#### [Dataset content]
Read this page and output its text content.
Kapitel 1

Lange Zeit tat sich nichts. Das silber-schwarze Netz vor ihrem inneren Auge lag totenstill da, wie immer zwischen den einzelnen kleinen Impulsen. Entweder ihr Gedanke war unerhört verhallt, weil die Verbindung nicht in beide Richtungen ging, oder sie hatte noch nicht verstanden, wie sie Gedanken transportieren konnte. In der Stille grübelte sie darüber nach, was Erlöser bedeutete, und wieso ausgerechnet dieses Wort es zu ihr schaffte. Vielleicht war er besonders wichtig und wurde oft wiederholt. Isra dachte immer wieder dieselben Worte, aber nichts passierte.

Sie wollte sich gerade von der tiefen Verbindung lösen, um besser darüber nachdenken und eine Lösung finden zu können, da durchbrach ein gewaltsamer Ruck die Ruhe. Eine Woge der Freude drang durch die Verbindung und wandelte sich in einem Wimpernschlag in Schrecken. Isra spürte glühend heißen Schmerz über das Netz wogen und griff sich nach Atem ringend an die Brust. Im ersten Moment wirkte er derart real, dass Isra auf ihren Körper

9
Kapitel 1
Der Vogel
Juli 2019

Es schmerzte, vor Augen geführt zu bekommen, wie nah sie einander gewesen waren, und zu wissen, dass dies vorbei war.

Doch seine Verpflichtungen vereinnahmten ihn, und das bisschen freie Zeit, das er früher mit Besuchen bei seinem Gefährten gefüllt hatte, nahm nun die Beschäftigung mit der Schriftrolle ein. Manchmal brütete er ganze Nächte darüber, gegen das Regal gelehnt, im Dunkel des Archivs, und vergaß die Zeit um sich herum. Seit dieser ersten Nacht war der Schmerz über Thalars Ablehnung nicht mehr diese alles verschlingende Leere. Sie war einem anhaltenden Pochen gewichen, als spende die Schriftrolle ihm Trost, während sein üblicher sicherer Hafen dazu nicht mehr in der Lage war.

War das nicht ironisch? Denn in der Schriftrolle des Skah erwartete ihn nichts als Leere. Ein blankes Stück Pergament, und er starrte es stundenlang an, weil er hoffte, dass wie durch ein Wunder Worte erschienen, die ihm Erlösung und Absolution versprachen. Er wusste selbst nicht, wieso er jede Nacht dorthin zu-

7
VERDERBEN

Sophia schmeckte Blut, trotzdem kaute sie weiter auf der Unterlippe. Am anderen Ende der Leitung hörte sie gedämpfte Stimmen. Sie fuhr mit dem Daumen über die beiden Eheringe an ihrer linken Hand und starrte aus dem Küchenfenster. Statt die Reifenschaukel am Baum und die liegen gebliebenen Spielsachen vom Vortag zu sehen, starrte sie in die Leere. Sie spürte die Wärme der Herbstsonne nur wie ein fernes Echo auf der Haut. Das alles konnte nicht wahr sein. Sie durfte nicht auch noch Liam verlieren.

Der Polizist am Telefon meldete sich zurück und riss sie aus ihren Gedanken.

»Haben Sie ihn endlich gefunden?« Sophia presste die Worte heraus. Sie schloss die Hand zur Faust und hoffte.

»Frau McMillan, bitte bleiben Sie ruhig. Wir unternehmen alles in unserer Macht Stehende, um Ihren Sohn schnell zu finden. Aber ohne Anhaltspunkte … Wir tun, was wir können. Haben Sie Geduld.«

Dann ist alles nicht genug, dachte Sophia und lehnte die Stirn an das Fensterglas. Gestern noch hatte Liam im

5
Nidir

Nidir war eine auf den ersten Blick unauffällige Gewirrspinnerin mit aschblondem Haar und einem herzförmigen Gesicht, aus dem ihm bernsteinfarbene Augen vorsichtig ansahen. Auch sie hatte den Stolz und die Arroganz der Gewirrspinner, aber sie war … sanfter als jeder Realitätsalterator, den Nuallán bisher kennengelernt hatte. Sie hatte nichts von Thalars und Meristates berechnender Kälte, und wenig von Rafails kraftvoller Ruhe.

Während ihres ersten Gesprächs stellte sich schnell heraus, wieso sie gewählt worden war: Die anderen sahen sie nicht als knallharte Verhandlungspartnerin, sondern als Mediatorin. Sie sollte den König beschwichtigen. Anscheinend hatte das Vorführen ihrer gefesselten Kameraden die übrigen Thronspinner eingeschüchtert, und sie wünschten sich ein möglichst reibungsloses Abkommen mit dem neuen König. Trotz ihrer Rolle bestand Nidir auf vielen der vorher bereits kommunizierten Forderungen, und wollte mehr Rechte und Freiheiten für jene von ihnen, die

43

#### [Problem statement]
Copy each line of the data above without altering a single character.

#### [Output for this task]
Read this page and output its text content.
Kapitel 1

Lange Zeit tat sich nichts. Das silber-schwarze Netz vor ihrem inneren Auge lag totenstill da, wie immer zwischen den einzelnen kleinen Impulsen. Entweder ihr Gedanke war unerhört verhallt, weil die Verbindung nicht in beide Richtungen ging, oder sie hatte noch nicht verstanden, wie sie Gedanken transportieren konnte. In der Stille grübelte sie darüber nach, was Erlöser bedeutete, und wieso ausgerechnet dieses Wort es zu ihr schaffte. Vielleicht war er besonders wichtig und wurde oft wiederholt. Isra dachte immer wieder dieselben Worte, aber nichts passierte.

Sie wollte sich gerade von der tiefen Verbindung lösen, um besser darüber nachdenken und eine Lösung finden zu können, da durchbrach ein gewaltsamer Ruck die Ruhe. Eine Woge der Freude drang durch die Verbindung und wandelte sich in einem Wimpernschlag in Schrecken. Isra spürte glühend heißen Schmerz über das Netz wogen und griff sich nach Atem ringend an die Brust. Im ersten Moment wirkte er derart real, dass Isra auf ihren Körper

9
Kapitel 1
Der Vogel
Juli 2019

Es schmerzte, vor Augen geführt zu bekommen, wie nah sie einander gewesen waren, und zu wissen, dass dies vorbei war.

Doch seine Verpflichtungen vereinnahmten ihn, und das bisschen freie Zeit, das er früher mit Besuchen bei seinem Gefährten gefüllt hatte, nahm nun die Beschäftigung mit der Schriftrolle ein. Manchmal brütete er ganze Nächte darüber, gegen das Regal gelehnt, im Dunkel des Archivs, und vergaß die Zeit um sich herum. Seit dieser ersten Nacht war der Schmerz über Thalars Ablehnung nicht mehr diese alles verschlingende Leere. Sie war einem anhaltenden Pochen gewichen, als spende die Schriftrolle ihm Trost, während sein üblicher sicherer Hafen dazu nicht mehr in der Lage war.

War das nicht ironisch? Denn in der Schriftrolle des Skah erwartete ihn nichts als Leere. Ein blankes Stück Pergament, und er starrte es stundenlang an, weil er hoffte, dass wie durch ein Wunder Worte erschienen, die ihm Erlösung und Absolution versprachen. Er wusste selbst nicht, wieso er jede Nacht dorthin zu-

7
VERDERBEN

Sophia schmeckte Blut, trotzdem kaute sie weiter auf der Unterlippe. Am anderen Ende der Leitung hörte sie gedämpfte Stimmen. Sie fuhr mit dem Daumen über die beiden Eheringe an ihrer linken Hand und starrte aus dem Küchenfenster. Statt die Reifenschaukel am Baum und die liegen gebliebenen Spielsachen vom Vortag zu sehen, starrte sie in die Leere. Sie spürte die Wärme der Herbstsonne nur wie ein fernes Echo auf der Haut. Das alles konnte nicht wahr sein. Sie durfte nicht auch noch Liam verlieren.

Der Polizist am Telefon meldete sich zurück und riss sie aus ihren Gedanken.

»Haben Sie ihn endlich gefunden?« Sophia presste die Worte heraus. Sie schloss die Hand zur Faust und hoffte.

»Frau McMillan, bitte bleiben Sie ruhig. Wir unternehmen alles in unserer Macht Stehende, um Ihren Sohn schnell zu finden. Aber ohne Anhaltspunkte … Wir tun, was wir können. Haben Sie Geduld.«

Dann ist alles nicht genug, dachte Sophia und lehnte die Stirn an das Fensterglas. Gestern noch hatte Liam im

5
Nidir

Nidir war eine auf den ersten Blick unauffällige Gewirrspinnerin mit aschblondem Haar und einem herzförmigen Gesicht, aus dem ihm bernsteinfarbene Augen vorsichtig ansahen. Auch sie hatte den Stolz und die Arroganz der Gewirrspinner, aber sie war … sanfter als jeder Realitätsalterator, den Nuallán bisher kennengelernt hatte. Sie hatte nichts von Thalars und Meristates berechnender Kälte, und wenig von Rafails kraftvoller Ruhe.

Während ihres ersten Gesprächs stellte sich schnell heraus, wieso sie gewählt worden war: Die anderen sahen sie nicht als knallharte Verhandlungspartnerin, sondern als Mediatorin. Sie sollte den König beschwichtigen. Anscheinend hatte das Vorführen ihrer gefesselten Kameraden die übrigen Thronspinner eingeschüchtert, und sie wünschten sich ein möglichst reibungsloses Abkommen mit dem neuen König. Trotz ihrer Rolle bestand Nidir auf vielen der vorher bereits kommunizierten Forderungen, und wollte mehr Rechte und Freiheiten für jene von ihnen, die

43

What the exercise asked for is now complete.